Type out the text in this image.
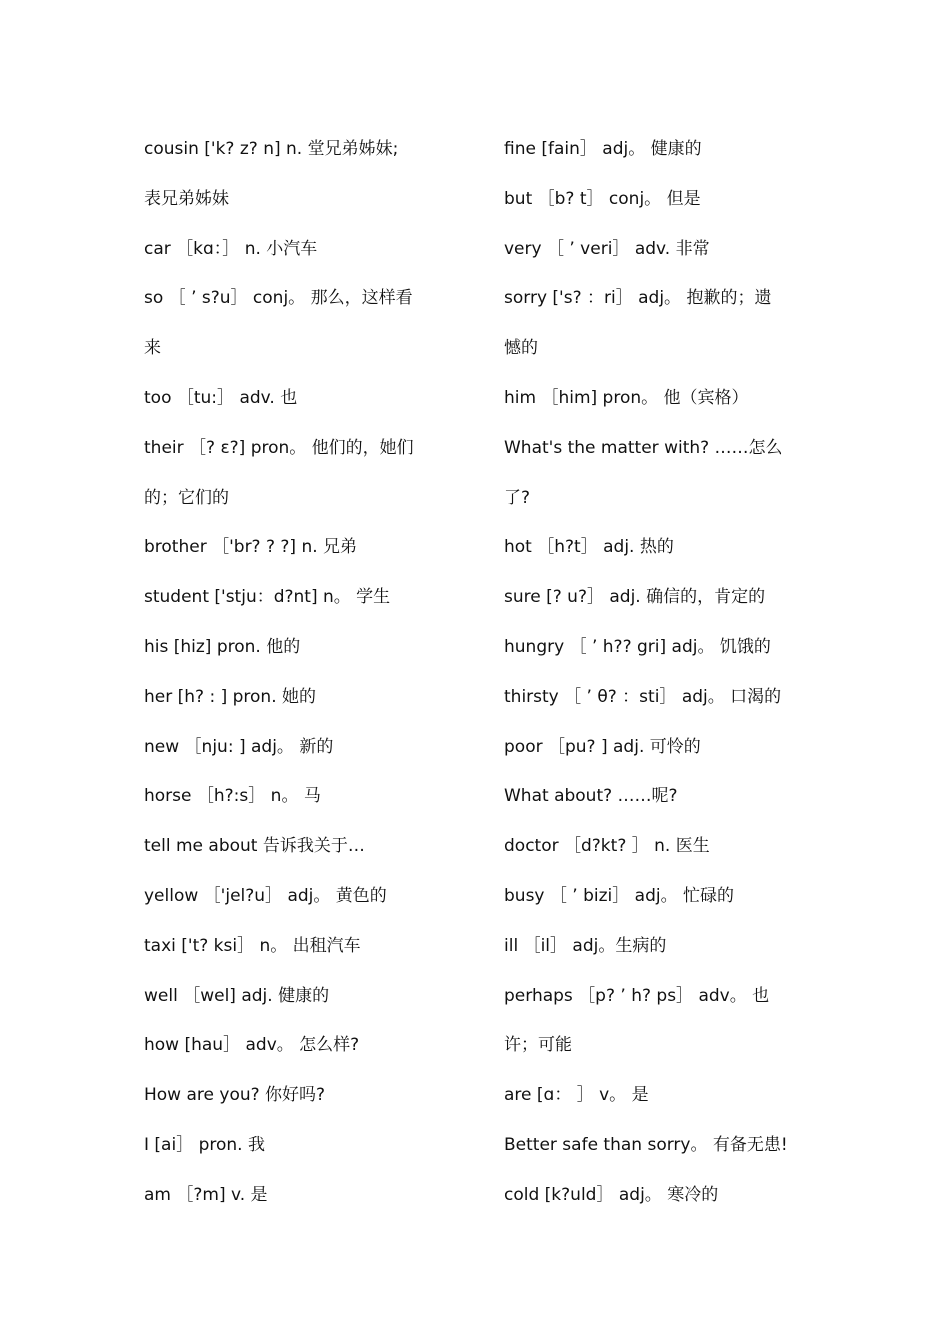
cousin ['k? z? n] n. 堂兄弟姊妹;
表兄弟姊妹
car ［kɑ：］ n. 小汽车
so ［ ’ s?u］ conj。 那么，这样看
来
too ［tu:］ adv. 也
their ［? ε?] pron。 他们的，她们
的；它们的
brother ［'br? ? ?] n. 兄弟
student ['stju：d?nt] n。 学生
his [hiz] pron. 他的
her [h? : ] pron. 她的
new ［nju: ] adj。 新的
horse ［h?:s］ n。 马
tell me about 告诉我关于…
yellow ［'jel?u］ adj。 黄色的
taxi ['t? ksi］ n。 出租汽车
well ［wel] adj. 健康的
how [hau］ adv。 怎么样?
How are you? 你好吗?
I [ai］ pron. 我
am ［?m] v. 是
fine [fain］ adj。 健康的
but ［b? t］ conj。 但是
very ［ ’ veri］ adv. 非常
sorry ['s? ：ri］ adj。 抱歉的；遗
憾的
him ［him] pron。 他（宾格）
What's the matter with? ……怎么
了?
hot ［h?t］ adj. 热的
sure [? u?］ adj. 确信的，肯定的
hungry ［ ’ h?? gri] adj。 饥饿的
thirsty ［ ’ θ? ：sti］ adj。 口渴的
poor ［pu? ] adj. 可怜的
What about? ……呢?
doctor ［d?kt? ］ n. 医生
busy ［ ’ bizi］ adj。 忙碌的
ill ［il］ adj。生病的
perhaps ［p? ’ h? ps］ adv。 也
许；可能
are [ɑ： ］ v。 是
Better safe than sorry。 有备无患!
cold [k?uld］ adj。 寒冷的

* **Task prompt**
Every record above should be written out again without change, except that the pictures are left out.

* **Answer to this problem**
Type out the text in this image.
cousin ['k? z? n] n. 堂兄弟姊妹;
表兄弟姊妹
car ［kɑ：］ n. 小汽车
so ［ ’ s?u］ conj。 那么，这样看
来
too ［tu:］ adv. 也
their ［? ε?] pron。 他们的，她们
的；它们的
brother ［'br? ? ?] n. 兄弟
student ['stju：d?nt] n。 学生
his [hiz] pron. 他的
her [h? : ] pron. 她的
new ［nju: ] adj。 新的
horse ［h?:s］ n。 马
tell me about 告诉我关于…
yellow ［'jel?u］ adj。 黄色的
taxi ['t? ksi］ n。 出租汽车
well ［wel] adj. 健康的
how [hau］ adv。 怎么样?
How are you? 你好吗?
I [ai］ pron. 我
am ［?m] v. 是
fine [fain］ adj。 健康的
but ［b? t］ conj。 但是
very ［ ’ veri］ adv. 非常
sorry ['s? ：ri］ adj。 抱歉的；遗
憾的
him ［him] pron。 他（宾格）
What's the matter with? ……怎么
了?
hot ［h?t］ adj. 热的
sure [? u?］ adj. 确信的，肯定的
hungry ［ ’ h?? gri] adj。 饥饿的
thirsty ［ ’ θ? ：sti］ adj。 口渴的
poor ［pu? ] adj. 可怜的
What about? ……呢?
doctor ［d?kt? ］ n. 医生
busy ［ ’ bizi］ adj。 忙碌的
ill ［il］ adj。生病的
perhaps ［p? ’ h? ps］ adv。 也
许；可能
are [ɑ： ］ v。 是
Better safe than sorry。 有备无患!
cold [k?uld］ adj。 寒冷的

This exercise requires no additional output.